▸ What you should do
Transcribe the entries below exactly; leave every image out.

▸ Data for this task
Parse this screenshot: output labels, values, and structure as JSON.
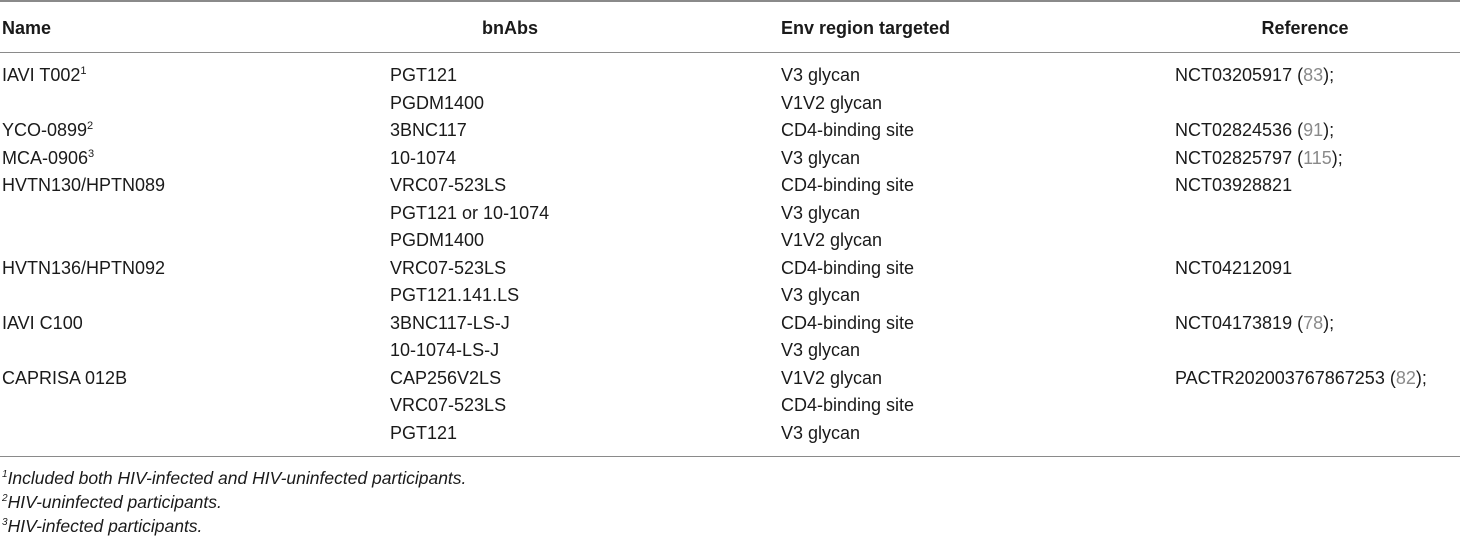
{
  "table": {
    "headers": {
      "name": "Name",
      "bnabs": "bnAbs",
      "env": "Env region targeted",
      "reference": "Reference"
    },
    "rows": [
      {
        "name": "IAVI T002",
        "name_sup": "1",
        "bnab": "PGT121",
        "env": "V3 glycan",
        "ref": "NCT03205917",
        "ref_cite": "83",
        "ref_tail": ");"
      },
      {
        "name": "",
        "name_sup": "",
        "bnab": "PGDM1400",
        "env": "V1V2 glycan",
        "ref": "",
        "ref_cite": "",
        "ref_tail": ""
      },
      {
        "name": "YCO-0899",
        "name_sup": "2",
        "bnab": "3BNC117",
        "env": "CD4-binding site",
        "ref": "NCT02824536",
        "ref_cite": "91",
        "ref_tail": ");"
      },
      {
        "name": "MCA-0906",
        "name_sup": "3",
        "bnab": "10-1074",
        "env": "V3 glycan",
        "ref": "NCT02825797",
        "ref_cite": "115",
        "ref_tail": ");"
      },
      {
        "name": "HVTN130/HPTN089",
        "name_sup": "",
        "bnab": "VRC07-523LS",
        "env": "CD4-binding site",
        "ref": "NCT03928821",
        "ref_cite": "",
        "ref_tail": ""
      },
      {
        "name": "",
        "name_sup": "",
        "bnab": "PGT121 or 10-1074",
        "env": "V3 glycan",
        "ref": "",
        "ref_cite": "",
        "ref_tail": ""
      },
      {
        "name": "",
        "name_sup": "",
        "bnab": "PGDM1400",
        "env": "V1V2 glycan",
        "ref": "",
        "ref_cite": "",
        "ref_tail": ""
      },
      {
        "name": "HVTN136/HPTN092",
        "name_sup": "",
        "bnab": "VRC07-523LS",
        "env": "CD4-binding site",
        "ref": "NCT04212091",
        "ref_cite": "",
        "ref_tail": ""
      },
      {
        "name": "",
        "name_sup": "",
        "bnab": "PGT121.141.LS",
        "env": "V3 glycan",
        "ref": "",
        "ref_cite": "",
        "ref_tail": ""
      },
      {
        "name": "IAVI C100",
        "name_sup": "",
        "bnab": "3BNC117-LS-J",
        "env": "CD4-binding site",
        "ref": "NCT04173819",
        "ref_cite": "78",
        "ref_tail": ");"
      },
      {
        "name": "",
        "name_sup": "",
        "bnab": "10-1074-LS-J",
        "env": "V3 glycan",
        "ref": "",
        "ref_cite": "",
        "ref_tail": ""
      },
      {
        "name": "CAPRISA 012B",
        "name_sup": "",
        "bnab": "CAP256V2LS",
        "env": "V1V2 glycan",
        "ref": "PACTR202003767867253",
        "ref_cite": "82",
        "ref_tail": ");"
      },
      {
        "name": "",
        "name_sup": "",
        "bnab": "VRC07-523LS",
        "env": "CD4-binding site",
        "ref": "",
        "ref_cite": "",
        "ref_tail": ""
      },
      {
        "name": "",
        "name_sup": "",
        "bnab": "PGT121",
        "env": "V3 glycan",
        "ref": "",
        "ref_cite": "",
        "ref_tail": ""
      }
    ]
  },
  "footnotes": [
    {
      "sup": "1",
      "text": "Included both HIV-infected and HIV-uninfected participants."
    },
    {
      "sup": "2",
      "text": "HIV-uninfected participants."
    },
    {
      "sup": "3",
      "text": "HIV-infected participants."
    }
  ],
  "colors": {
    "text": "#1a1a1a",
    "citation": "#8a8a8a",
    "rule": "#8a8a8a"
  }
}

▸ Output for this exercise
Parse this screenshot: output labels, values, and structure as JSON.
{
  "table": {
    "headers": {
      "name": "Name",
      "bnabs": "bnAbs",
      "env": "Env region targeted",
      "reference": "Reference"
    },
    "rows": [
      {
        "name": "IAVI T002",
        "name_sup": "1",
        "bnab": "PGT121",
        "env": "V3 glycan",
        "ref": "NCT03205917",
        "ref_cite": "83",
        "ref_tail": ");"
      },
      {
        "name": "",
        "name_sup": "",
        "bnab": "PGDM1400",
        "env": "V1V2 glycan",
        "ref": "",
        "ref_cite": "",
        "ref_tail": ""
      },
      {
        "name": "YCO-0899",
        "name_sup": "2",
        "bnab": "3BNC117",
        "env": "CD4-binding site",
        "ref": "NCT02824536",
        "ref_cite": "91",
        "ref_tail": ");"
      },
      {
        "name": "MCA-0906",
        "name_sup": "3",
        "bnab": "10-1074",
        "env": "V3 glycan",
        "ref": "NCT02825797",
        "ref_cite": "115",
        "ref_tail": ");"
      },
      {
        "name": "HVTN130/HPTN089",
        "name_sup": "",
        "bnab": "VRC07-523LS",
        "env": "CD4-binding site",
        "ref": "NCT03928821",
        "ref_cite": "",
        "ref_tail": ""
      },
      {
        "name": "",
        "name_sup": "",
        "bnab": "PGT121 or 10-1074",
        "env": "V3 glycan",
        "ref": "",
        "ref_cite": "",
        "ref_tail": ""
      },
      {
        "name": "",
        "name_sup": "",
        "bnab": "PGDM1400",
        "env": "V1V2 glycan",
        "ref": "",
        "ref_cite": "",
        "ref_tail": ""
      },
      {
        "name": "HVTN136/HPTN092",
        "name_sup": "",
        "bnab": "VRC07-523LS",
        "env": "CD4-binding site",
        "ref": "NCT04212091",
        "ref_cite": "",
        "ref_tail": ""
      },
      {
        "name": "",
        "name_sup": "",
        "bnab": "PGT121.141.LS",
        "env": "V3 glycan",
        "ref": "",
        "ref_cite": "",
        "ref_tail": ""
      },
      {
        "name": "IAVI C100",
        "name_sup": "",
        "bnab": "3BNC117-LS-J",
        "env": "CD4-binding site",
        "ref": "NCT04173819",
        "ref_cite": "78",
        "ref_tail": ");"
      },
      {
        "name": "",
        "name_sup": "",
        "bnab": "10-1074-LS-J",
        "env": "V3 glycan",
        "ref": "",
        "ref_cite": "",
        "ref_tail": ""
      },
      {
        "name": "CAPRISA 012B",
        "name_sup": "",
        "bnab": "CAP256V2LS",
        "env": "V1V2 glycan",
        "ref": "PACTR202003767867253",
        "ref_cite": "82",
        "ref_tail": ");"
      },
      {
        "name": "",
        "name_sup": "",
        "bnab": "VRC07-523LS",
        "env": "CD4-binding site",
        "ref": "",
        "ref_cite": "",
        "ref_tail": ""
      },
      {
        "name": "",
        "name_sup": "",
        "bnab": "PGT121",
        "env": "V3 glycan",
        "ref": "",
        "ref_cite": "",
        "ref_tail": ""
      }
    ]
  },
  "footnotes": [
    {
      "sup": "1",
      "text": "Included both HIV-infected and HIV-uninfected participants."
    },
    {
      "sup": "2",
      "text": "HIV-uninfected participants."
    },
    {
      "sup": "3",
      "text": "HIV-infected participants."
    }
  ],
  "colors": {
    "text": "#1a1a1a",
    "citation": "#8a8a8a",
    "rule": "#8a8a8a"
  }
}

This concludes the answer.